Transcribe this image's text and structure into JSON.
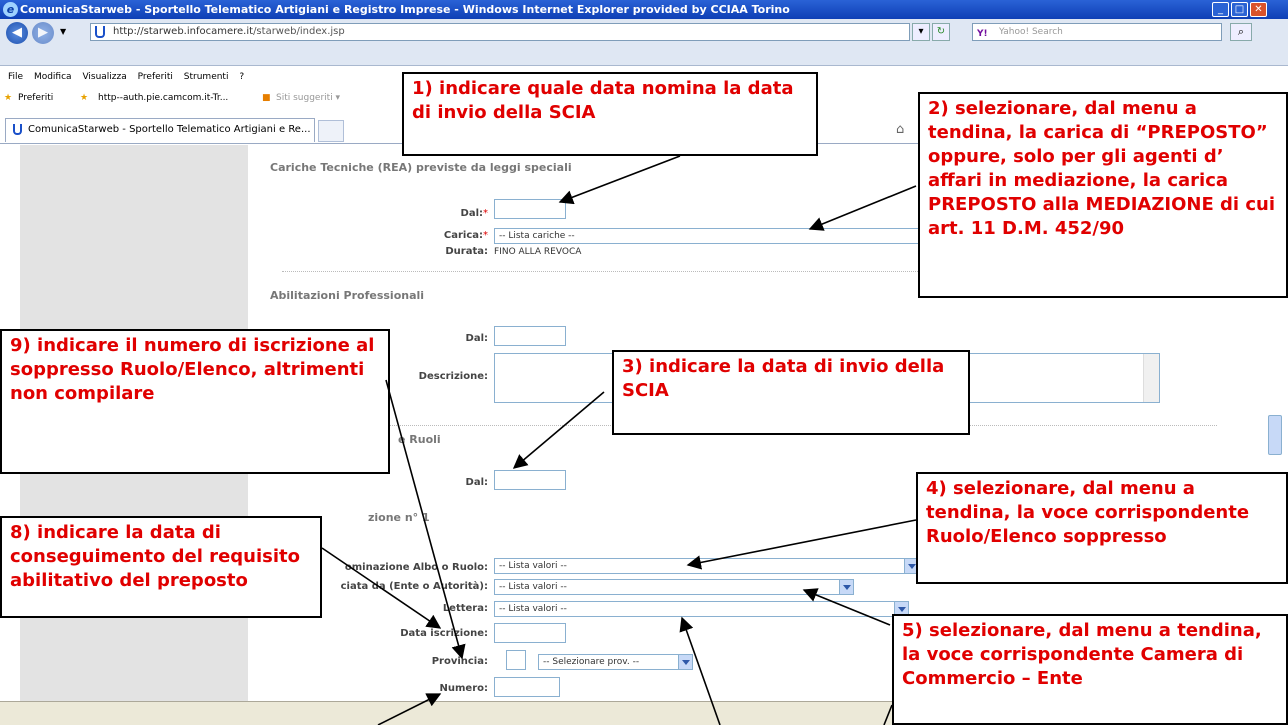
{
  "window": {
    "title": "ComunicaStarweb - Sportello Telematico Artigiani e Registro Imprese - Windows Internet Explorer provided by CCIAA Torino",
    "buttons": [
      "minimize-icon",
      "maximize-icon",
      "close-icon"
    ]
  },
  "address": {
    "url_domain": "http://starweb.infocamere.it",
    "url_path": "/starweb/index.jsp",
    "search_placeholder": "Yahoo! Search",
    "search_brand": "Y!"
  },
  "menu": [
    "File",
    "Modifica",
    "Visualizza",
    "Preferiti",
    "Strumenti",
    "?"
  ],
  "favorites": {
    "label": "Preferiti",
    "items": [
      "http--auth.pie.camcom.it-Tr...",
      "Siti suggeriti ▾"
    ]
  },
  "tab": {
    "label": "ComunicaStarweb - Sportello Telematico Artigiani e Re..."
  },
  "form": {
    "sec_cariche": "Cariche Tecniche (REA) previste da leggi speciali",
    "dal_label": "Dal:",
    "carica_label": "Carica:",
    "carica_value": "-- Lista cariche --",
    "durata_label": "Durata:",
    "durata_value": "FINO ALLA REVOCA",
    "sec_abilitazioni": "Abilitazioni Professionali",
    "descrizione_label": "Descrizione:",
    "sec_albi": "e Ruoli",
    "sec_iscrizione": "zione n° 1",
    "denominazione_label": "ominazione Albo o Ruolo:",
    "rilasciata_label": "ciata da (Ente o Autorità):",
    "lettera_label": "Lettera:",
    "data_iscrizione_label": "Data iscrizione:",
    "provincia_label": "Provincia:",
    "numero_label": "Numero:",
    "lista_valori": "-- Lista valori --",
    "selezionare_prov": "-- Selezionare prov. --"
  },
  "callouts": {
    "c1": "1) indicare quale data nomina la data di invio della SCIA",
    "c2": "2) selezionare, dal menu a tendina, la carica di “PREPOSTO” oppure, solo per gli agenti d’ affari in mediazione, la carica PREPOSTO alla MEDIAZIONE di cui art. 11 D.M. 452/90",
    "c3": "3) indicare la data di invio della SCIA",
    "c4": "4) selezionare, dal menu a tendina, la voce corrispondente Ruolo/Elenco soppresso",
    "c5": "5) selezionare, dal menu a tendina, la voce corrispondente Camera di Commercio – Ente",
    "c8": "8) indicare la data di conseguimento del requisito abilitativo del preposto",
    "c9": "9) indicare il numero di iscrizione al soppresso Ruolo/Elenco, altrimenti non compilare"
  },
  "colors": {
    "callout_text": "#e00000",
    "titlebar": "#0e3fb5",
    "sidebar": "#e3e3e3"
  }
}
══════
__Exercise details__
Print every entry above again without changing a word, and omit the pictures.

__Written response__
Transcribe this image's text and structure into JSON.
{
  "window": {
    "title": "ComunicaStarweb - Sportello Telematico Artigiani e Registro Imprese - Windows Internet Explorer provided by CCIAA Torino",
    "buttons": [
      "minimize-icon",
      "maximize-icon",
      "close-icon"
    ]
  },
  "address": {
    "url_domain": "http://starweb.infocamere.it",
    "url_path": "/starweb/index.jsp",
    "search_placeholder": "Yahoo! Search",
    "search_brand": "Y!"
  },
  "menu": [
    "File",
    "Modifica",
    "Visualizza",
    "Preferiti",
    "Strumenti",
    "?"
  ],
  "favorites": {
    "label": "Preferiti",
    "items": [
      "http--auth.pie.camcom.it-Tr...",
      "Siti suggeriti ▾"
    ]
  },
  "tab": {
    "label": "ComunicaStarweb - Sportello Telematico Artigiani e Re..."
  },
  "form": {
    "sec_cariche": "Cariche Tecniche (REA) previste da leggi speciali",
    "dal_label": "Dal:",
    "carica_label": "Carica:",
    "carica_value": "-- Lista cariche --",
    "durata_label": "Durata:",
    "durata_value": "FINO ALLA REVOCA",
    "sec_abilitazioni": "Abilitazioni Professionali",
    "descrizione_label": "Descrizione:",
    "sec_albi": "e Ruoli",
    "sec_iscrizione": "zione n° 1",
    "denominazione_label": "ominazione Albo o Ruolo:",
    "rilasciata_label": "ciata da (Ente o Autorità):",
    "lettera_label": "Lettera:",
    "data_iscrizione_label": "Data iscrizione:",
    "provincia_label": "Provincia:",
    "numero_label": "Numero:",
    "lista_valori": "-- Lista valori --",
    "selezionare_prov": "-- Selezionare prov. --"
  },
  "callouts": {
    "c1": "1) indicare quale data nomina la data di invio della SCIA",
    "c2": "2) selezionare, dal menu a tendina, la carica di “PREPOSTO” oppure, solo per gli agenti d’ affari in mediazione, la carica PREPOSTO alla MEDIAZIONE di cui art. 11 D.M. 452/90",
    "c3": "3) indicare la data di invio della SCIA",
    "c4": "4) selezionare, dal menu a tendina, la voce corrispondente Ruolo/Elenco soppresso",
    "c5": "5) selezionare, dal menu a tendina, la voce corrispondente Camera di Commercio – Ente",
    "c8": "8) indicare la data di conseguimento del requisito abilitativo del preposto",
    "c9": "9) indicare il numero di iscrizione al soppresso Ruolo/Elenco, altrimenti non compilare"
  },
  "colors": {
    "callout_text": "#e00000",
    "titlebar": "#0e3fb5",
    "sidebar": "#e3e3e3"
  }
}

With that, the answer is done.